AUFGABENSTELLUNG:
Zählen Sie, wie viele Zeilen der folgenden Daten die Zeichenfolge „input“ enthalten, und achten Sie dabei auf Groß- und Kleinschreibung. Geben Sie nur diese Zahl an.

AUFGABENMATERIAL:
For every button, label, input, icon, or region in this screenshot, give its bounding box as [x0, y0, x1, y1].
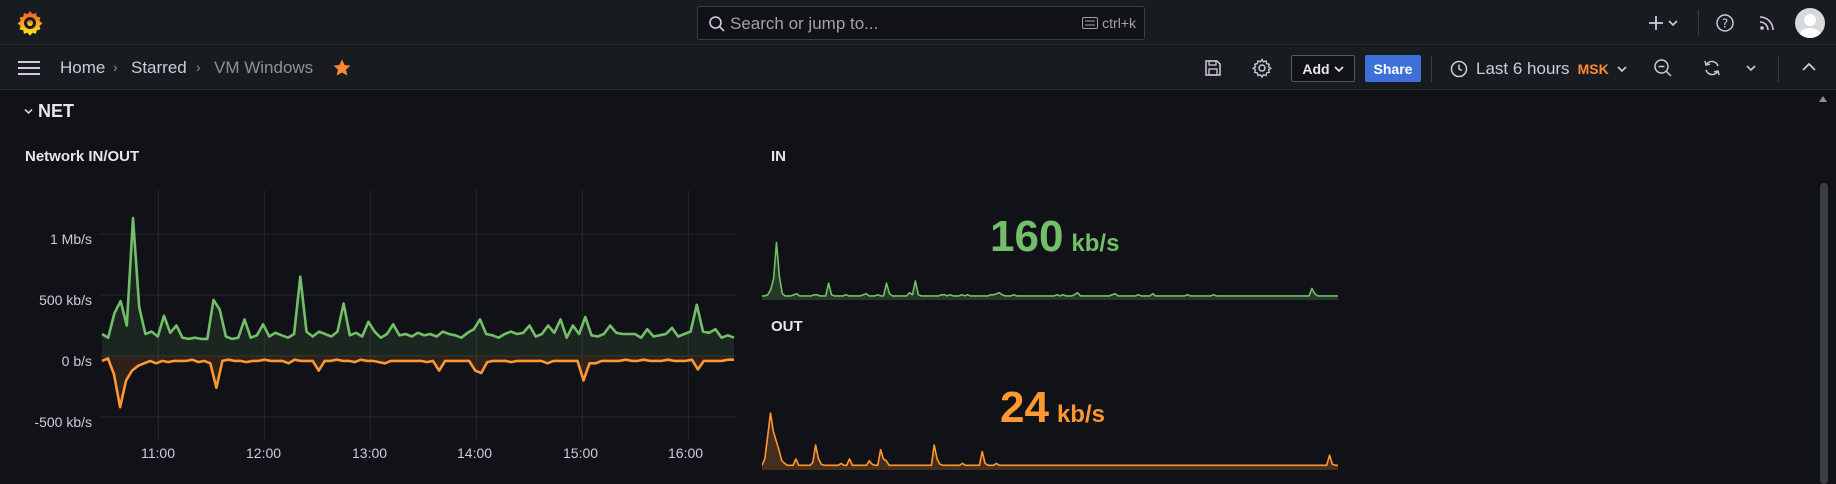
x-tick-label: 14:00	[457, 445, 493, 461]
breadcrumb-separator-icon: ›	[196, 59, 201, 75]
chevron-down-icon	[1617, 66, 1627, 73]
x-tick-label: 11:00	[141, 445, 175, 461]
x-tick-label: 15:00	[563, 445, 599, 461]
chevron-down-icon	[1334, 65, 1344, 72]
y-tick-label: 500 kb/s	[39, 292, 92, 308]
search-shortcut: ctrl+k	[1082, 15, 1136, 31]
in-unit: kb/s	[1071, 230, 1120, 257]
chevron-up-icon[interactable]	[1819, 96, 1827, 102]
zoom-out-icon[interactable]	[1653, 58, 1673, 78]
series-line	[101, 357, 734, 409]
row-header-net[interactable]: NET	[24, 101, 74, 122]
add-button-label: Add	[1302, 60, 1330, 77]
avatar[interactable]	[1795, 8, 1825, 38]
x-tick-label: 13:00	[352, 445, 388, 461]
y-tick-label: 0 b/s	[61, 353, 92, 369]
x-tick-label: 12:00	[246, 445, 282, 461]
breadcrumb-current: VM Windows	[214, 58, 314, 77]
chevron-up-icon[interactable]	[1802, 62, 1816, 72]
series-area-fill	[102, 356, 734, 408]
share-button-label: Share	[1373, 60, 1413, 77]
search-icon	[709, 16, 725, 32]
breadcrumb-separator-icon: ›	[113, 59, 118, 75]
chevron-down-icon[interactable]	[1668, 19, 1678, 27]
top-bar: Search or jump to... ctrl+k ?	[0, 0, 1836, 45]
time-range-label: Last 6 hours	[1476, 59, 1570, 78]
out-stat-value: 24 kb/s	[1000, 383, 1105, 433]
x-tick-label: 16:00	[668, 445, 704, 461]
panel-title-network[interactable]: Network IN/OUT	[25, 148, 139, 165]
star-icon[interactable]	[332, 58, 352, 78]
search-input[interactable]: Search or jump to... ctrl+k	[697, 6, 1145, 40]
in-stat-value: 160 kb/s	[990, 212, 1119, 262]
time-range-picker[interactable]: Last 6 hours MSK	[1450, 57, 1627, 81]
network-timeseries-chart[interactable]	[100, 190, 736, 440]
scrollbar-thumb[interactable]	[1820, 183, 1828, 484]
out-unit: kb/s	[1056, 401, 1105, 428]
share-button[interactable]: Share	[1365, 55, 1421, 82]
breadcrumb-home[interactable]: Home	[60, 58, 105, 78]
add-button[interactable]: Add	[1291, 55, 1355, 82]
panel-title-out[interactable]: OUT	[771, 318, 803, 335]
y-tick-label: 1 Mb/s	[49, 231, 92, 247]
divider	[1431, 56, 1432, 82]
divider	[1698, 10, 1699, 36]
svg-text:?: ?	[1722, 17, 1728, 31]
divider	[1778, 56, 1779, 82]
series-line	[101, 216, 735, 341]
keyboard-icon	[1082, 17, 1099, 29]
out-value: 24	[1000, 383, 1049, 432]
chevron-down-icon	[24, 108, 33, 115]
search-placeholder: Search or jump to...	[730, 14, 879, 33]
save-icon[interactable]	[1203, 58, 1223, 78]
y-tick-label: -500 kb/s	[34, 414, 92, 430]
dashboard-nav-bar: Home › Starred › VM Windows Add Share La…	[0, 46, 1836, 90]
panel-title-in[interactable]: IN	[771, 148, 786, 165]
settings-gear-icon[interactable]	[1252, 58, 1272, 78]
breadcrumb-starred[interactable]: Starred	[131, 58, 187, 78]
grafana-logo-icon[interactable]	[16, 9, 44, 37]
menu-icon[interactable]	[16, 58, 42, 78]
chevron-down-icon[interactable]	[1746, 64, 1756, 72]
help-icon[interactable]: ?	[1715, 13, 1735, 33]
clock-icon	[1450, 60, 1468, 78]
search-shortcut-label: ctrl+k	[1102, 15, 1136, 31]
plus-icon[interactable]	[1647, 14, 1665, 32]
rss-icon[interactable]	[1758, 14, 1776, 32]
refresh-icon[interactable]	[1702, 58, 1722, 78]
row-title: NET	[38, 101, 74, 121]
in-value: 160	[990, 212, 1064, 261]
timezone-label: MSK	[1577, 61, 1609, 77]
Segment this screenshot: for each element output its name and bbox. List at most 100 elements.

VOLLSTÄNDIGE ANTWORT:
2